* What the exercise asks *
In the records below, pick out all lines containing the word "icon".

* Data supplied *

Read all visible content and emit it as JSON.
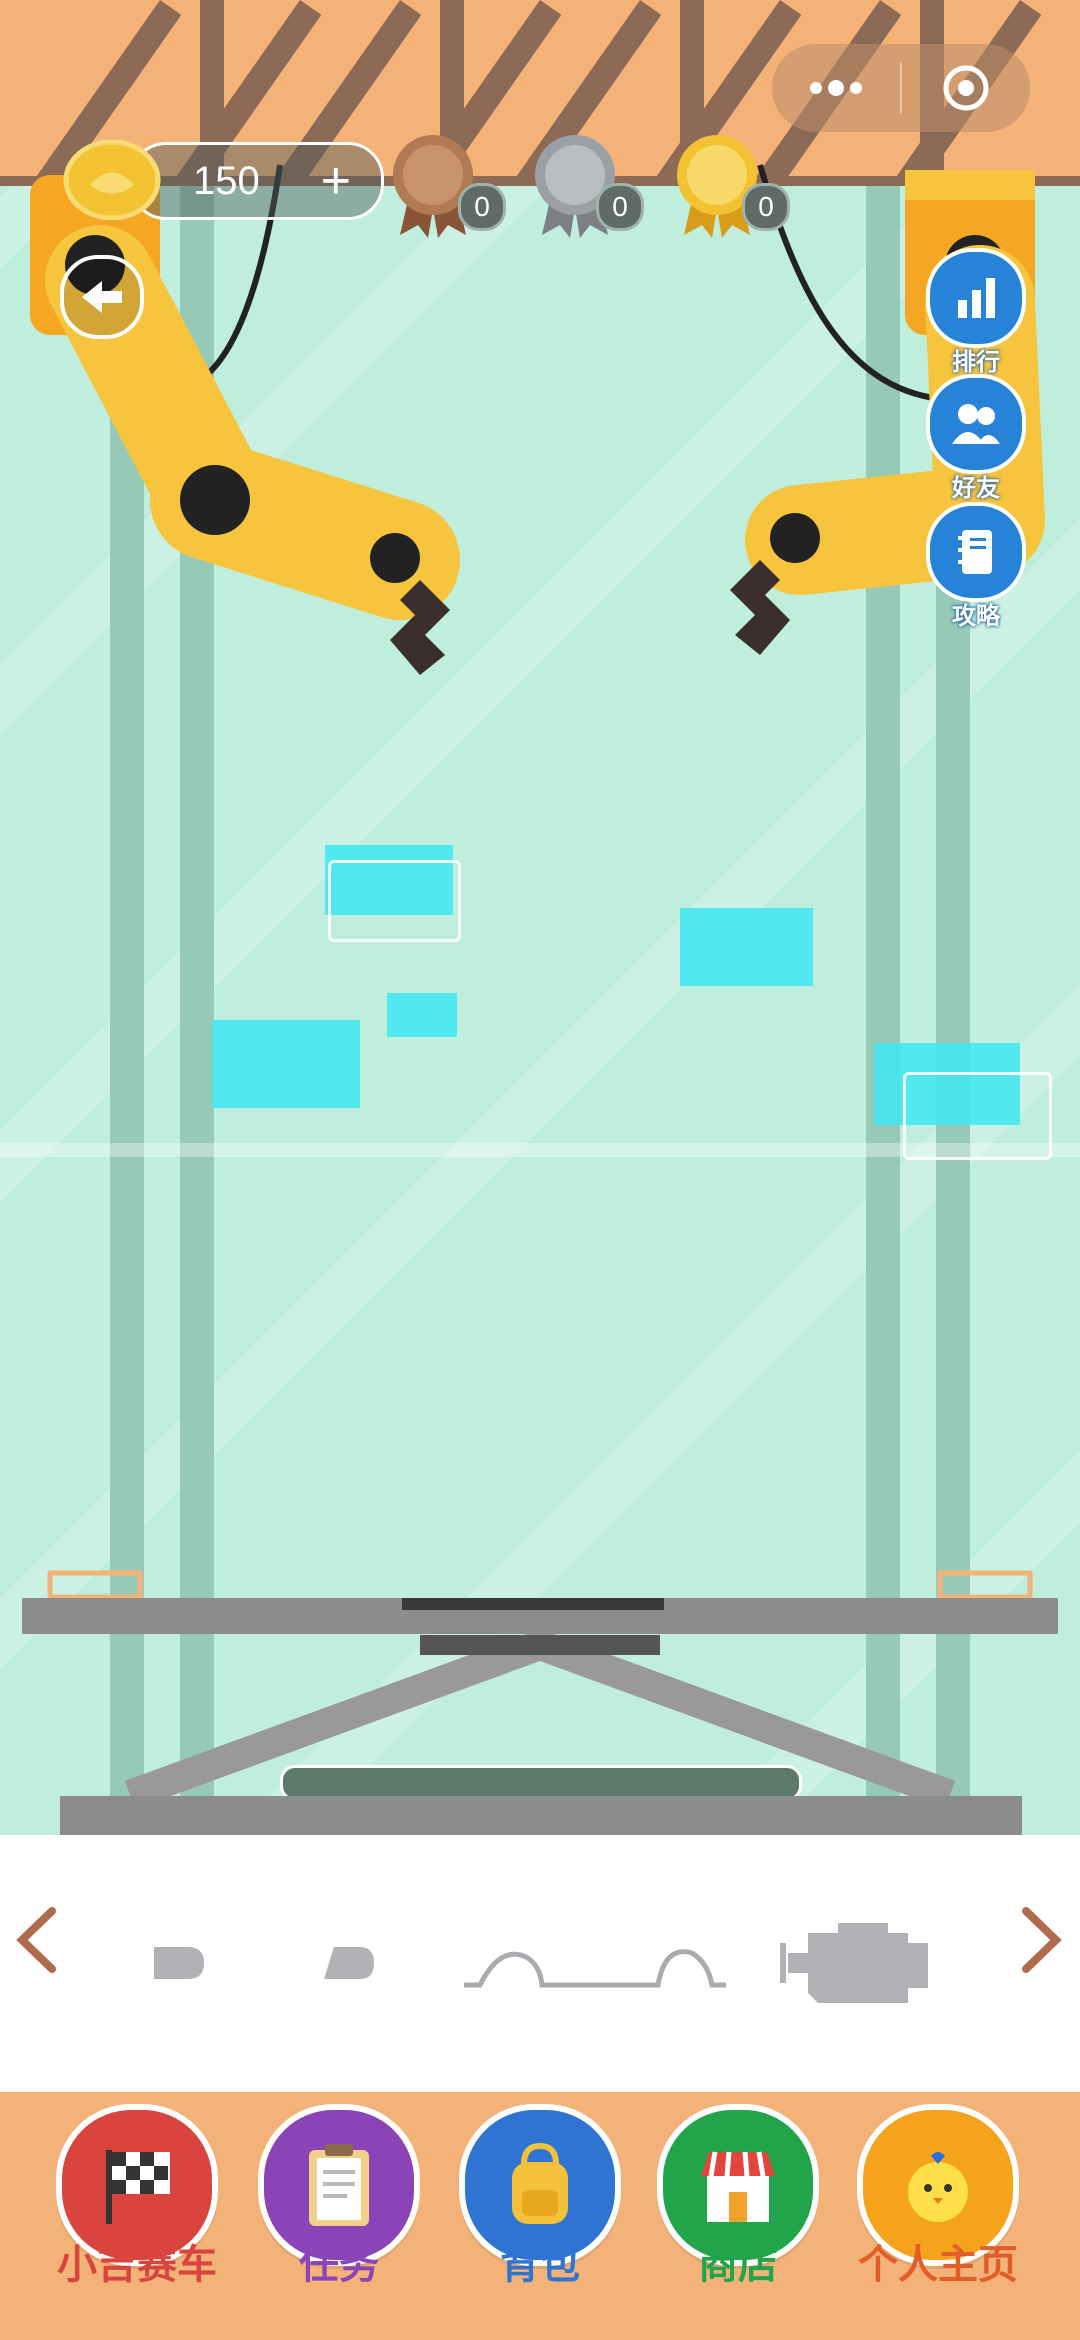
{
  "capsule": {
    "more_icon": "more-dots-icon",
    "close_icon": "target-circle-icon"
  },
  "coins": {
    "value": "150",
    "plus": "+"
  },
  "medals": [
    {
      "type": "bronze",
      "count": "0",
      "color": "#b27a52"
    },
    {
      "type": "silver",
      "count": "0",
      "color": "#9aa0a6"
    },
    {
      "type": "gold",
      "count": "0",
      "color": "#f2c230"
    }
  ],
  "side_buttons": [
    {
      "label": "排行",
      "icon": "bar-chart-icon"
    },
    {
      "label": "好友",
      "icon": "friends-icon"
    },
    {
      "label": "攻略",
      "icon": "guide-book-icon"
    }
  ],
  "parts": [
    "part-small-round",
    "part-small-wedge",
    "part-wheel-arch-bar",
    "part-engine"
  ],
  "nav": [
    {
      "label": "小吉赛车",
      "color": "#d9443f",
      "label_color": "#d9443f",
      "icon": "checkered-flag-icon"
    },
    {
      "label": "任务",
      "color": "#8a44b8",
      "label_color": "#8a44b8",
      "icon": "clipboard-icon"
    },
    {
      "label": "背包",
      "color": "#2f74d2",
      "label_color": "#2f74d2",
      "icon": "backpack-icon"
    },
    {
      "label": "商店",
      "color": "#22a54a",
      "label_color": "#22a54a",
      "icon": "shop-icon"
    },
    {
      "label": "个人主页",
      "color": "#f5a31a",
      "label_color": "#e25d2a",
      "icon": "chick-avatar-icon"
    }
  ]
}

* Answer to the exercise *
    "more_icon": "more-dots-icon",
    "close_icon": "target-circle-icon"
      "icon": "bar-chart-icon"
      "icon": "friends-icon"
      "icon": "guide-book-icon"
      "icon": "checkered-flag-icon"
      "icon": "clipboard-icon"
      "icon": "backpack-icon"
      "icon": "shop-icon"
      "icon": "chick-avatar-icon"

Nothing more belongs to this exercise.